───── Entries supplied

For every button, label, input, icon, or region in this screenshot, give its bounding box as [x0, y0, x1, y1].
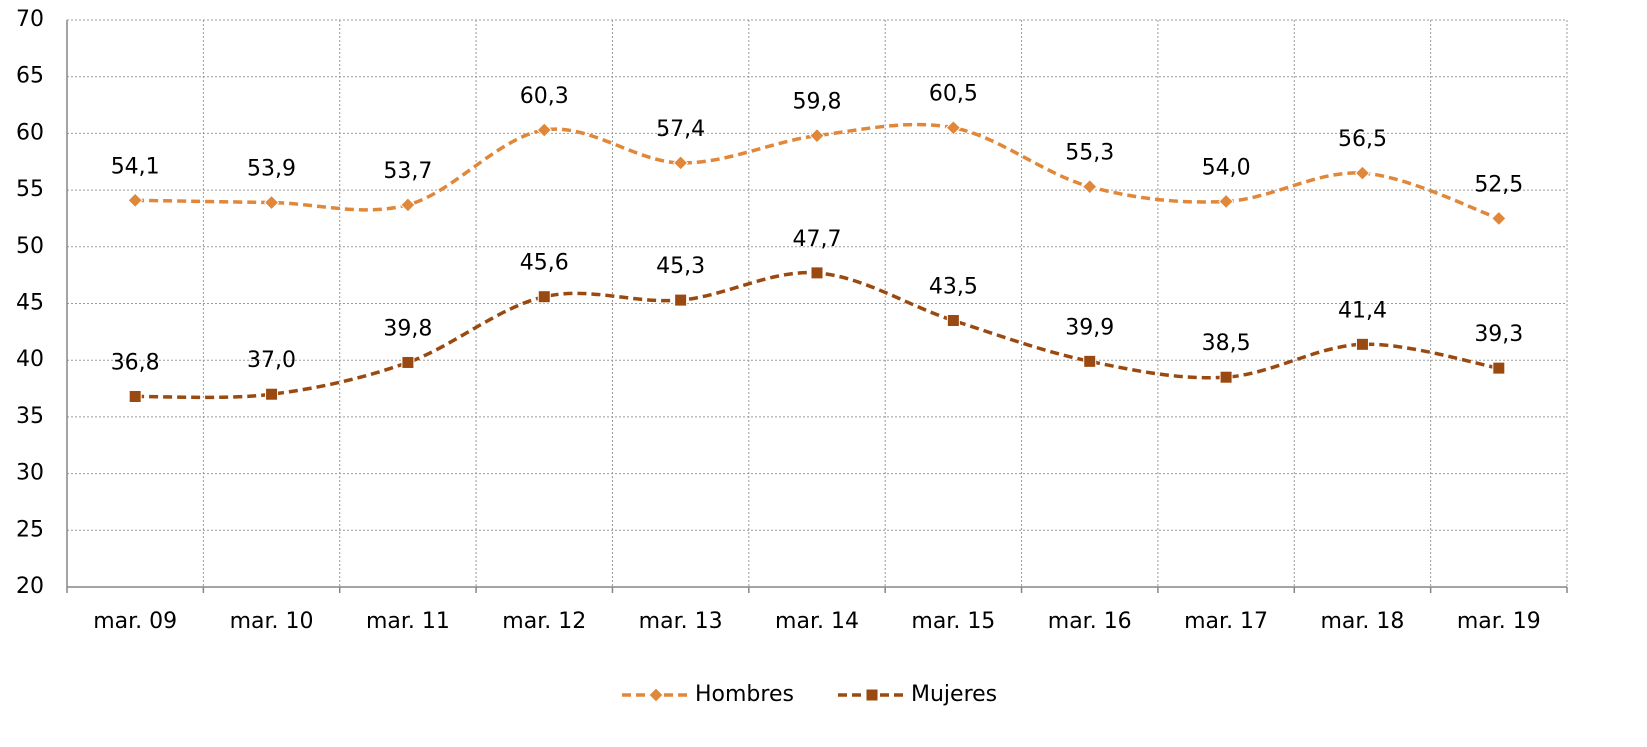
marker	[946, 314, 960, 328]
marker	[672, 155, 689, 171]
x-tick-label: mar. 18	[1320, 609, 1404, 634]
x-tick-label: mar. 13	[639, 609, 723, 634]
marker	[536, 122, 552, 138]
legend-label: Mujeres	[911, 682, 997, 707]
y-tick-label: 20	[16, 574, 44, 599]
marker	[537, 290, 551, 304]
data-label: 55,3	[1065, 141, 1114, 166]
y-tick-label: 25	[16, 517, 44, 542]
marker	[128, 389, 142, 403]
marker	[674, 293, 688, 307]
marker	[810, 266, 824, 280]
y-tick-label: 35	[16, 404, 44, 429]
y-tick-label: 55	[16, 177, 44, 202]
marker	[127, 192, 143, 209]
series-line	[135, 122, 1500, 221]
marker	[809, 127, 825, 144]
y-tick-label: 65	[16, 64, 44, 89]
marker	[648, 687, 664, 703]
x-tick-label: mar. 19	[1457, 609, 1541, 634]
data-label: 39,9	[1065, 315, 1114, 340]
data-label: 57,4	[656, 117, 705, 142]
data-label: 38,5	[1202, 331, 1251, 356]
y-tick-label: 30	[16, 461, 44, 486]
y-tick-label: 60	[16, 120, 44, 145]
y-tick-label: 45	[16, 291, 44, 316]
marker	[401, 355, 415, 369]
marker	[265, 387, 279, 401]
x-tick-label: mar. 17	[1184, 609, 1268, 634]
marker	[1354, 165, 1371, 181]
data-label: 36,8	[111, 350, 160, 375]
marker	[865, 688, 879, 702]
data-label: 47,7	[793, 227, 842, 252]
y-tick-label: 40	[16, 347, 44, 372]
data-label: 56,5	[1338, 127, 1387, 152]
data-label: 39,8	[383, 316, 432, 341]
y-tick-label: 70	[16, 7, 44, 32]
data-label: 54,1	[111, 154, 160, 179]
x-tick-label: mar. 15	[911, 609, 995, 634]
x-tick-label: mar. 16	[1048, 609, 1132, 634]
marker	[1355, 337, 1369, 351]
data-label: 45,6	[520, 251, 569, 276]
marker	[1492, 361, 1506, 375]
data-label: 53,9	[247, 157, 296, 182]
data-label: 39,3	[1474, 322, 1523, 347]
data-label: 60,3	[520, 84, 569, 109]
y-tick-label: 50	[16, 234, 44, 259]
marker	[1491, 210, 1507, 227]
x-tick-label: mar. 10	[230, 609, 314, 634]
marker	[1082, 178, 1098, 195]
marker	[1219, 370, 1233, 384]
x-tick-label: mar. 09	[93, 609, 177, 634]
data-label: 52,5	[1474, 172, 1523, 197]
x-tick-label: mar. 11	[366, 609, 450, 634]
x-tick-label: mar. 12	[502, 609, 586, 634]
data-label: 59,8	[793, 90, 842, 115]
marker	[400, 197, 416, 213]
data-label: 60,5	[929, 82, 978, 107]
data-label: 41,4	[1338, 298, 1387, 323]
marker	[945, 120, 962, 136]
data-label: 43,5	[929, 275, 978, 300]
data-label: 45,3	[656, 254, 705, 279]
series-line	[135, 270, 1500, 400]
data-label: 37,0	[247, 348, 296, 373]
marker	[263, 194, 280, 211]
data-label: 53,7	[383, 159, 432, 184]
x-tick-label: mar. 14	[775, 609, 859, 634]
data-label: 54,0	[1202, 155, 1251, 180]
marker	[1218, 193, 1234, 210]
legend-label: Hombres	[695, 682, 794, 707]
marker	[1083, 354, 1097, 368]
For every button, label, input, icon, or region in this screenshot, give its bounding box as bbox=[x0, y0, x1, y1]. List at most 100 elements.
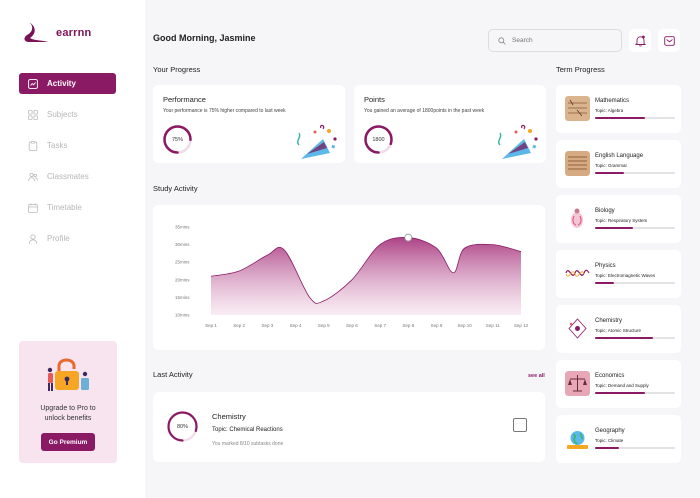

──────────

Exercise goal
Can you copy out, character for character, the lines of the records above, starting with the line containing "314, 960, 328]" and running through the line containing "251, 569, 276]", with both of those lines included and no others?

Solution to this problem
marker	[946, 314, 960, 328]
marker	[672, 155, 689, 171]
x-tick-label: mar. 18	[1320, 609, 1404, 634]
x-tick-label: mar. 13	[639, 609, 723, 634]
marker	[536, 122, 552, 138]
legend-label: Mujeres	[911, 682, 997, 707]
y-tick-label: 20	[16, 574, 44, 599]
marker	[537, 290, 551, 304]
data-label: 55,3	[1065, 141, 1114, 166]
y-tick-label: 25	[16, 517, 44, 542]
marker	[128, 389, 142, 403]
marker	[674, 293, 688, 307]
marker	[810, 266, 824, 280]
y-tick-label: 35	[16, 404, 44, 429]
y-tick-label: 55	[16, 177, 44, 202]
marker	[127, 192, 143, 209]
series-line	[135, 122, 1500, 221]
marker	[809, 127, 825, 144]
y-tick-label: 65	[16, 64, 44, 89]
marker	[648, 687, 664, 703]
x-tick-label: mar. 19	[1457, 609, 1541, 634]
data-label: 39,9	[1065, 315, 1114, 340]
data-label: 57,4	[656, 117, 705, 142]
data-label: 38,5	[1202, 331, 1251, 356]
y-tick-label: 30	[16, 461, 44, 486]
y-tick-label: 60	[16, 120, 44, 145]
y-tick-label: 45	[16, 291, 44, 316]
marker	[401, 355, 415, 369]
marker	[265, 387, 279, 401]
x-tick-label: mar. 17	[1184, 609, 1268, 634]
marker	[1354, 165, 1371, 181]
data-label: 36,8	[111, 350, 160, 375]
marker	[865, 688, 879, 702]
data-label: 47,7	[793, 227, 842, 252]
y-tick-label: 40	[16, 347, 44, 372]
data-label: 56,5	[1338, 127, 1387, 152]
data-label: 39,8	[383, 316, 432, 341]
y-tick-label: 70	[16, 7, 44, 32]
data-label: 54,1	[111, 154, 160, 179]
x-tick-label: mar. 15	[911, 609, 995, 634]
x-tick-label: mar. 16	[1048, 609, 1132, 634]
marker	[1355, 337, 1369, 351]
data-label: 45,6	[520, 251, 569, 276]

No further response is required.